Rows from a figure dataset
···

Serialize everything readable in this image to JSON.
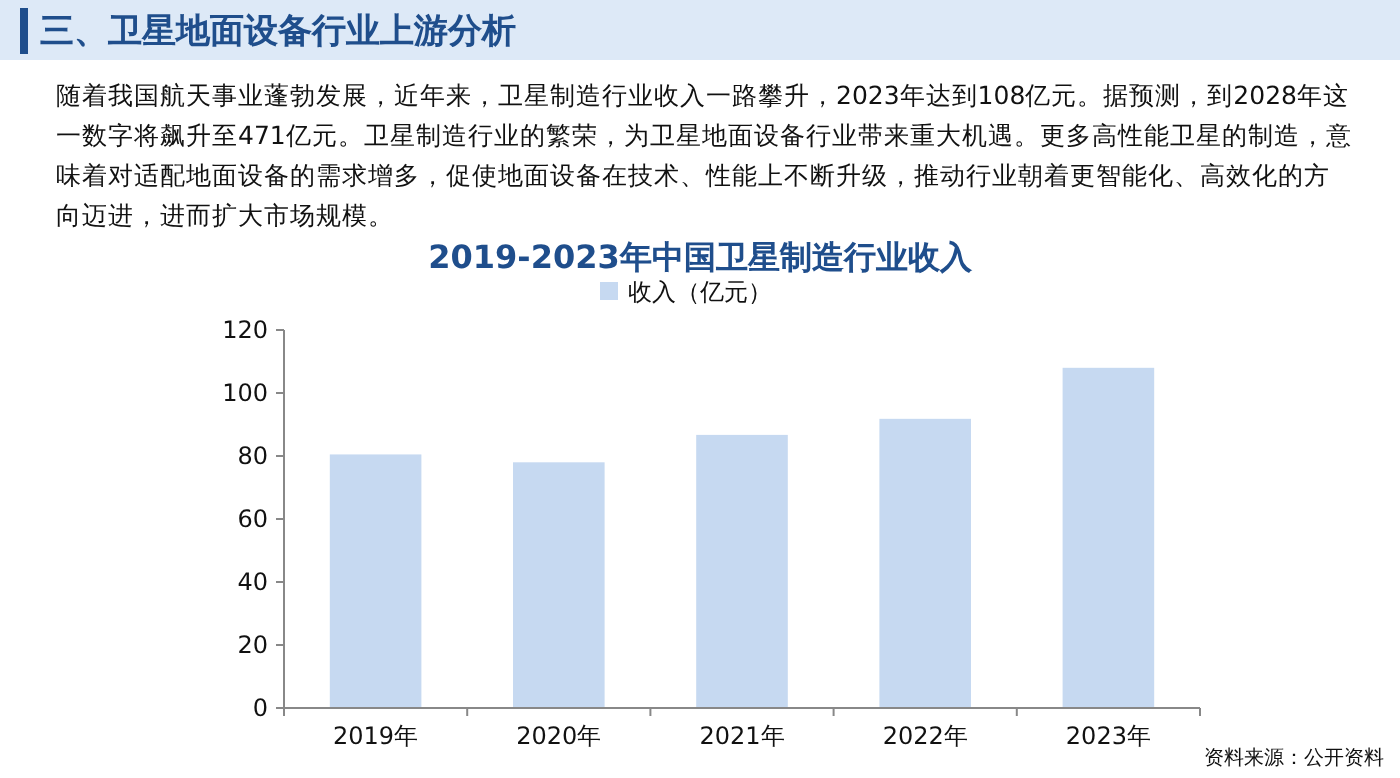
{
  "chart_data": {
    "type": "bar",
    "title": "2019-2023年中国卫星制造行业收入",
    "annotations": [
      "三、卫星地面设备行业上游分析",
      "随着我国航天事业蓬勃发展，近年来，卫星制造行业收入一路攀升，2023年达到108亿元。据预测，到2028年这一数字将飙升至471亿元。卫星制造行业的繁荣，为卫星地面设备行业带来重大机遇。更多高性能卫星的制造，意味着对适配地面设备的需求增多，促使地面设备在技术、性能上不断升级，推动行业朝着更智能化、高效化的方向迈进，进而扩大市场规模。",
      "资料来源：公开资料"
    ],
    "categories": [
      "2019年",
      "2020年",
      "2021年",
      "2022年",
      "2023年"
    ],
    "series": [
      {
        "name": "收入（亿元）",
        "color": "#c6d9f1",
        "values": [
          80.5,
          78,
          86.7,
          91.8,
          108
        ]
      }
    ],
    "ylim": [
      0,
      120
    ],
    "yticks": [
      0,
      20,
      40,
      60,
      80,
      100,
      120
    ],
    "grid": false,
    "legend": "top"
  }
}
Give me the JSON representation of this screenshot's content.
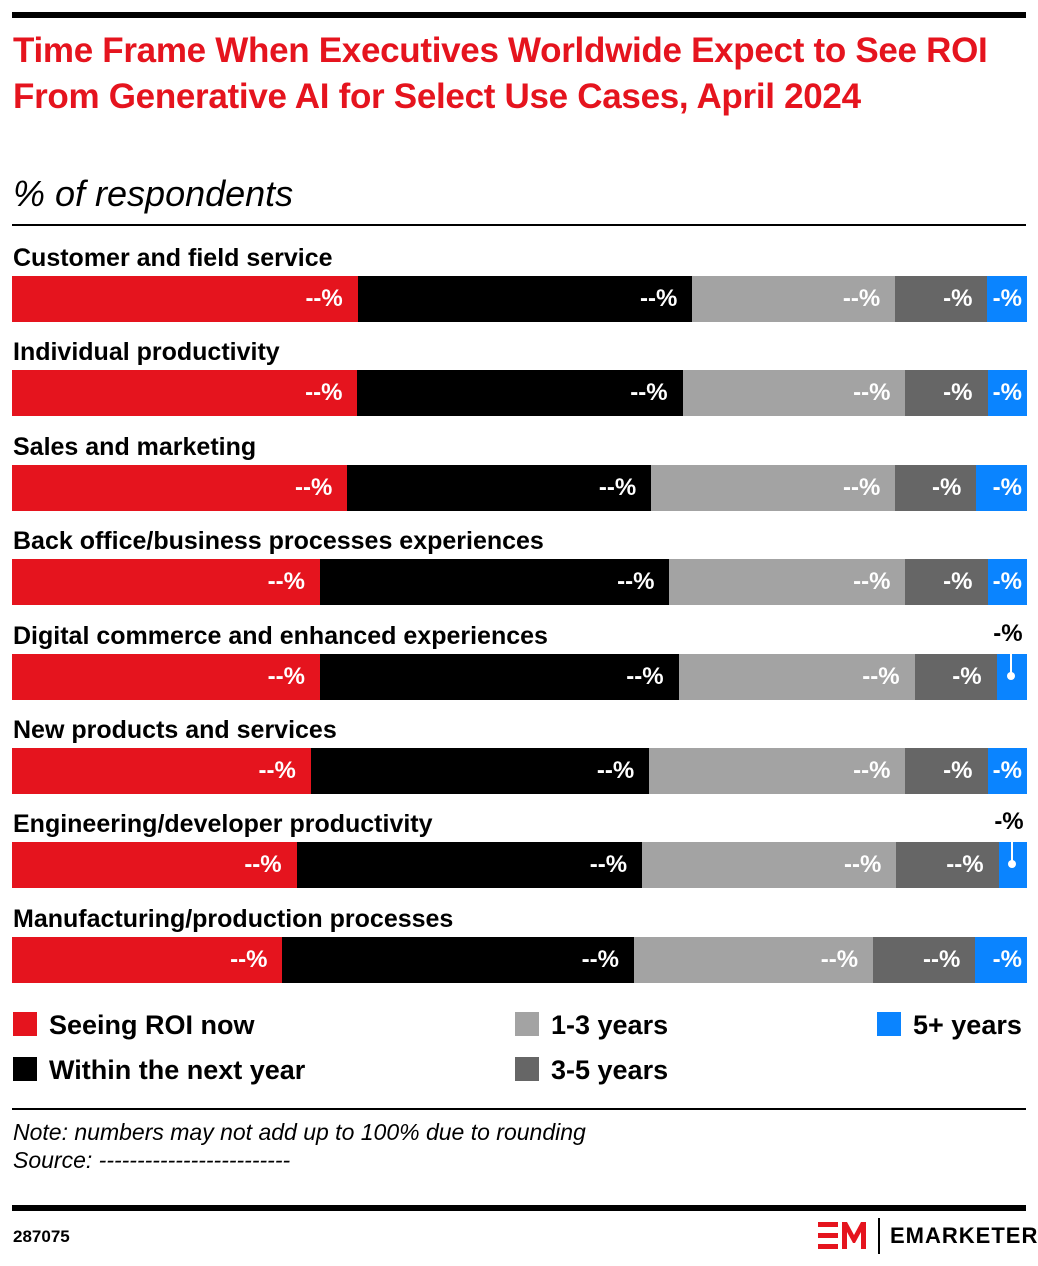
{
  "title": "Time Frame When Executives Worldwide Expect to See ROI From Generative AI for Select Use Cases, April 2024",
  "subtitle": "% of respondents",
  "chart_data": {
    "type": "bar",
    "orientation": "horizontal",
    "stacked": true,
    "title": "Time Frame When Executives Worldwide Expect to See ROI From Generative AI for Select Use Cases, April 2024",
    "subtitle": "% of respondents",
    "categories": [
      "Customer and field service",
      "Individual productivity",
      "Sales and marketing",
      "Back office/business processes experiences",
      "Digital commerce and enhanced experiences",
      "New products and services",
      "Engineering/developer productivity",
      "Manufacturing/production processes"
    ],
    "series": [
      {
        "name": "Seeing ROI now",
        "color": "#e5141e",
        "values": [
          34.1,
          34.1,
          33.1,
          30.4,
          30.4,
          29.5,
          28.1,
          26.7
        ],
        "labels": [
          "--%",
          "--%",
          "--%",
          "--%",
          "--%",
          "--%",
          "--%",
          "--%"
        ]
      },
      {
        "name": "Within the next year",
        "color": "#000000",
        "values": [
          33.0,
          32.1,
          30.0,
          34.5,
          35.4,
          33.4,
          34.1,
          34.7
        ],
        "labels": [
          "--%",
          "--%",
          "--%",
          "--%",
          "--%",
          "--%",
          "--%",
          "--%"
        ]
      },
      {
        "name": "1-3 years",
        "color": "#a3a3a3",
        "values": [
          20.0,
          22.0,
          24.1,
          23.3,
          23.3,
          25.3,
          25.1,
          23.6
        ],
        "labels": [
          "--%",
          "--%",
          "--%",
          "--%",
          "--%",
          "--%",
          "--%",
          "--%"
        ]
      },
      {
        "name": "3-5 years",
        "color": "#666666",
        "values": [
          9.1,
          8.1,
          8.0,
          8.1,
          8.1,
          8.1,
          10.1,
          10.1
        ],
        "labels": [
          "-%",
          "-%",
          "-%",
          "-%",
          "-%",
          "-%",
          "--%",
          "--%"
        ]
      },
      {
        "name": "5+ years",
        "color": "#0a84ff",
        "values": [
          3.8,
          3.8,
          4.9,
          3.8,
          2.9,
          3.8,
          2.7,
          5.0
        ],
        "labels": [
          "-%",
          "-%",
          "-%",
          "-%",
          "-%",
          "-%",
          "-%",
          "-%"
        ]
      }
    ],
    "xlim": [
      0,
      100
    ],
    "legend_position": "bottom",
    "grid": false
  },
  "legend": [
    {
      "label": "Seeing ROI now",
      "color": "#e5141e"
    },
    {
      "label": "Within the next year",
      "color": "#000000"
    },
    {
      "label": "1-3 years",
      "color": "#a3a3a3"
    },
    {
      "label": "3-5 years",
      "color": "#666666"
    },
    {
      "label": "5+ years",
      "color": "#0a84ff"
    }
  ],
  "note": "Note: numbers may not add up to 100% due to rounding",
  "source": "Source: -------------------------",
  "chart_id": "287075",
  "brand": "EMARKETER"
}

···

• **Exercise aim**: Without the pictures, copy the material exactly as given.

• **Solution for this exercise**:
Serialize everything readable in this image to JSON.
{
  "chart_data": {
    "type": "bar",
    "title": "2019-2023年中国卫星制造行业收入",
    "annotations": [
      "三、卫星地面设备行业上游分析",
      "随着我国航天事业蓬勃发展，近年来，卫星制造行业收入一路攀升，2023年达到108亿元。据预测，到2028年这一数字将飙升至471亿元。卫星制造行业的繁荣，为卫星地面设备行业带来重大机遇。更多高性能卫星的制造，意味着对适配地面设备的需求增多，促使地面设备在技术、性能上不断升级，推动行业朝着更智能化、高效化的方向迈进，进而扩大市场规模。",
      "资料来源：公开资料"
    ],
    "categories": [
      "2019年",
      "2020年",
      "2021年",
      "2022年",
      "2023年"
    ],
    "series": [
      {
        "name": "收入（亿元）",
        "color": "#c6d9f1",
        "values": [
          80.5,
          78,
          86.7,
          91.8,
          108
        ]
      }
    ],
    "ylim": [
      0,
      120
    ],
    "yticks": [
      0,
      20,
      40,
      60,
      80,
      100,
      120
    ],
    "grid": false,
    "legend": "top"
  }
}
Give me the JSON representation of this screenshot's content.
{
  "title": "Time Frame When Executives Worldwide Expect to See ROI From Generative AI for Select Use Cases, April 2024",
  "subtitle": "% of respondents",
  "chart_data": {
    "type": "bar",
    "orientation": "horizontal",
    "stacked": true,
    "title": "Time Frame When Executives Worldwide Expect to See ROI From Generative AI for Select Use Cases, April 2024",
    "subtitle": "% of respondents",
    "categories": [
      "Customer and field service",
      "Individual productivity",
      "Sales and marketing",
      "Back office/business processes experiences",
      "Digital commerce and enhanced experiences",
      "New products and services",
      "Engineering/developer productivity",
      "Manufacturing/production processes"
    ],
    "series": [
      {
        "name": "Seeing ROI now",
        "color": "#e5141e",
        "values": [
          34.1,
          34.1,
          33.1,
          30.4,
          30.4,
          29.5,
          28.1,
          26.7
        ],
        "labels": [
          "--%",
          "--%",
          "--%",
          "--%",
          "--%",
          "--%",
          "--%",
          "--%"
        ]
      },
      {
        "name": "Within the next year",
        "color": "#000000",
        "values": [
          33.0,
          32.1,
          30.0,
          34.5,
          35.4,
          33.4,
          34.1,
          34.7
        ],
        "labels": [
          "--%",
          "--%",
          "--%",
          "--%",
          "--%",
          "--%",
          "--%",
          "--%"
        ]
      },
      {
        "name": "1-3 years",
        "color": "#a3a3a3",
        "values": [
          20.0,
          22.0,
          24.1,
          23.3,
          23.3,
          25.3,
          25.1,
          23.6
        ],
        "labels": [
          "--%",
          "--%",
          "--%",
          "--%",
          "--%",
          "--%",
          "--%",
          "--%"
        ]
      },
      {
        "name": "3-5 years",
        "color": "#666666",
        "values": [
          9.1,
          8.1,
          8.0,
          8.1,
          8.1,
          8.1,
          10.1,
          10.1
        ],
        "labels": [
          "-%",
          "-%",
          "-%",
          "-%",
          "-%",
          "-%",
          "--%",
          "--%"
        ]
      },
      {
        "name": "5+ years",
        "color": "#0a84ff",
        "values": [
          3.8,
          3.8,
          4.9,
          3.8,
          2.9,
          3.8,
          2.7,
          5.0
        ],
        "labels": [
          "-%",
          "-%",
          "-%",
          "-%",
          "-%",
          "-%",
          "-%",
          "-%"
        ]
      }
    ],
    "xlim": [
      0,
      100
    ],
    "legend_position": "bottom",
    "grid": false
  },
  "legend": [
    {
      "label": "Seeing ROI now",
      "color": "#e5141e"
    },
    {
      "label": "Within the next year",
      "color": "#000000"
    },
    {
      "label": "1-3 years",
      "color": "#a3a3a3"
    },
    {
      "label": "3-5 years",
      "color": "#666666"
    },
    {
      "label": "5+ years",
      "color": "#0a84ff"
    }
  ],
  "note": "Note: numbers may not add up to 100% due to rounding",
  "source": "Source: -------------------------",
  "chart_id": "287075",
  "brand": "EMARKETER"
}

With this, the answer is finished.